** START Provided data **

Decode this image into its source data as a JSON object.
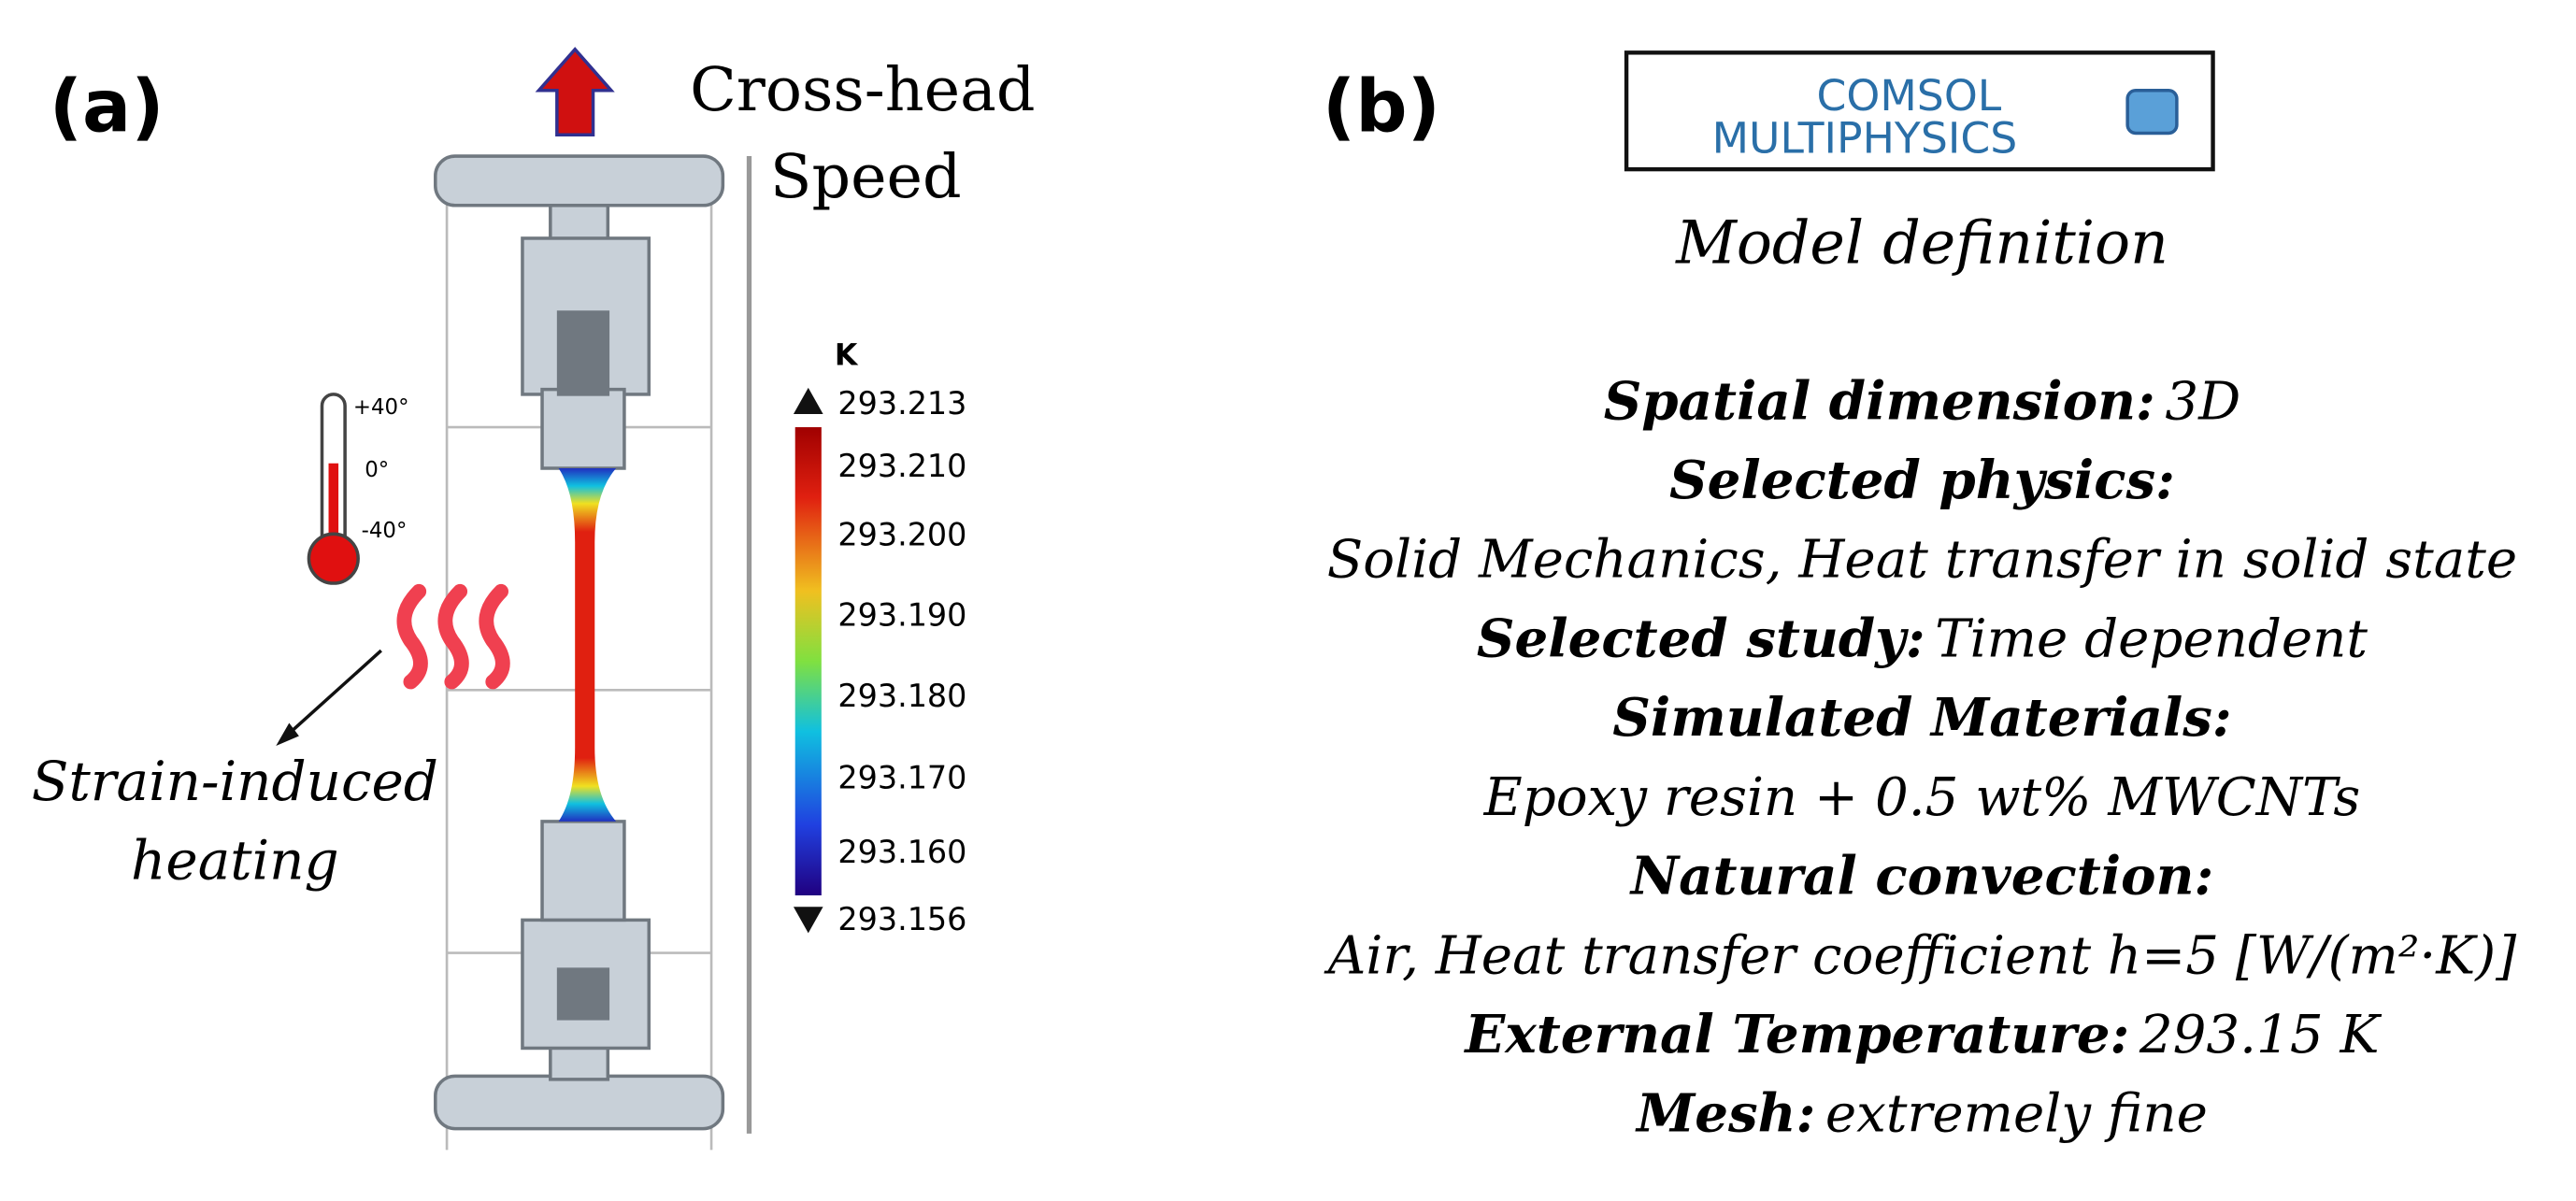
{
  "panel_a": {
    "label": "(a)",
    "crosshead": [
      "Cross-head",
      "Speed"
    ],
    "colorbar": {
      "unit": "K",
      "labels": [
        "293.213",
        "293.210",
        "293.200",
        "293.190",
        "293.180",
        "293.170",
        "293.160",
        "293.156"
      ]
    },
    "thermometer": [
      "+40°",
      "0°",
      "-40°"
    ],
    "heating": [
      "Strain-induced",
      "heating"
    ]
  },
  "panel_b": {
    "label": "(b)",
    "logo": [
      "COMSOL",
      "MULTIPHYSICS"
    ],
    "heading": "Model definition",
    "lines": [
      {
        "label": "Spatial dimension:",
        "value": "3D"
      },
      {
        "label": "Selected physics:"
      },
      {
        "value": "Solid Mechanics, Heat transfer in solid state"
      },
      {
        "label": "Selected study:",
        "value": "Time dependent"
      },
      {
        "label": "Simulated Materials:"
      },
      {
        "value": "Epoxy resin + 0.5 wt% MWCNTs"
      },
      {
        "label": "Natural convection:"
      },
      {
        "value": "Air, Heat transfer coefficient h=5 [W/(m²·K)]"
      },
      {
        "label": "External Temperature:",
        "value": "293.15 K"
      },
      {
        "label": "Mesh:",
        "value": "extremely fine"
      }
    ]
  }
}
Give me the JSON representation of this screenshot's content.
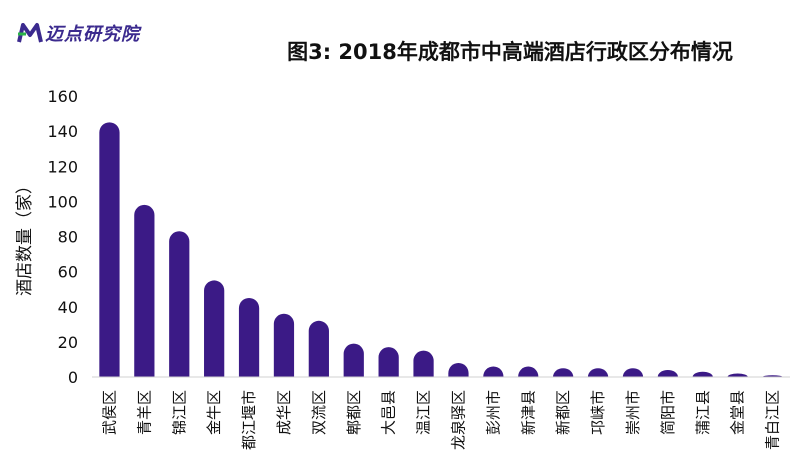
{
  "logo": {
    "text": "迈点研究院",
    "icon": "m-logo-icon",
    "colors": {
      "primary": "#3b2a8e",
      "secondary": "#2ab34a"
    }
  },
  "chart_data": {
    "type": "bar",
    "title": "图3: 2018年成都市中高端酒店行政区分布情况",
    "xlabel": "",
    "ylabel": "酒店数量（家）",
    "ylim": [
      0,
      160
    ],
    "yticks": [
      0,
      20,
      40,
      60,
      80,
      100,
      120,
      140,
      160
    ],
    "grid": false,
    "bar_color": "#3b1a86",
    "categories": [
      "武侯区",
      "青羊区",
      "锦江区",
      "金牛区",
      "都江堰市",
      "成华区",
      "双流区",
      "郫都区",
      "大邑县",
      "温江区",
      "龙泉驿区",
      "彭州市",
      "新津县",
      "新都区",
      "邛崃市",
      "崇州市",
      "简阳市",
      "蒲江县",
      "金堂县",
      "青白江区"
    ],
    "values": [
      145,
      98,
      83,
      55,
      45,
      36,
      32,
      19,
      17,
      15,
      8,
      6,
      6,
      5,
      5,
      5,
      4,
      3,
      2,
      1
    ]
  }
}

** END Provided data **

## What is required
Without the pictures, write out every entry precisely as it appears.

## The solution
Decode this image into its source data as a JSON object.
{
  "panel_a": {
    "label": "(a)",
    "crosshead": [
      "Cross-head",
      "Speed"
    ],
    "colorbar": {
      "unit": "K",
      "labels": [
        "293.213",
        "293.210",
        "293.200",
        "293.190",
        "293.180",
        "293.170",
        "293.160",
        "293.156"
      ]
    },
    "thermometer": [
      "+40°",
      "0°",
      "-40°"
    ],
    "heating": [
      "Strain-induced",
      "heating"
    ]
  },
  "panel_b": {
    "label": "(b)",
    "logo": [
      "COMSOL",
      "MULTIPHYSICS"
    ],
    "heading": "Model definition",
    "lines": [
      {
        "label": "Spatial dimension:",
        "value": "3D"
      },
      {
        "label": "Selected physics:"
      },
      {
        "value": "Solid Mechanics, Heat transfer in solid state"
      },
      {
        "label": "Selected study:",
        "value": "Time dependent"
      },
      {
        "label": "Simulated Materials:"
      },
      {
        "value": "Epoxy resin + 0.5 wt% MWCNTs"
      },
      {
        "label": "Natural convection:"
      },
      {
        "value": "Air, Heat transfer coefficient h=5 [W/(m²·K)]"
      },
      {
        "label": "External Temperature:",
        "value": "293.15 K"
      },
      {
        "label": "Mesh:",
        "value": "extremely fine"
      }
    ]
  }
}
Give me the JSON representation of this screenshot's content.
{
  "logo": {
    "text": "迈点研究院",
    "icon": "m-logo-icon",
    "colors": {
      "primary": "#3b2a8e",
      "secondary": "#2ab34a"
    }
  },
  "chart_data": {
    "type": "bar",
    "title": "图3: 2018年成都市中高端酒店行政区分布情况",
    "xlabel": "",
    "ylabel": "酒店数量（家）",
    "ylim": [
      0,
      160
    ],
    "yticks": [
      0,
      20,
      40,
      60,
      80,
      100,
      120,
      140,
      160
    ],
    "grid": false,
    "bar_color": "#3b1a86",
    "categories": [
      "武侯区",
      "青羊区",
      "锦江区",
      "金牛区",
      "都江堰市",
      "成华区",
      "双流区",
      "郫都区",
      "大邑县",
      "温江区",
      "龙泉驿区",
      "彭州市",
      "新津县",
      "新都区",
      "邛崃市",
      "崇州市",
      "简阳市",
      "蒲江县",
      "金堂县",
      "青白江区"
    ],
    "values": [
      145,
      98,
      83,
      55,
      45,
      36,
      32,
      19,
      17,
      15,
      8,
      6,
      6,
      5,
      5,
      5,
      4,
      3,
      2,
      1
    ]
  }
}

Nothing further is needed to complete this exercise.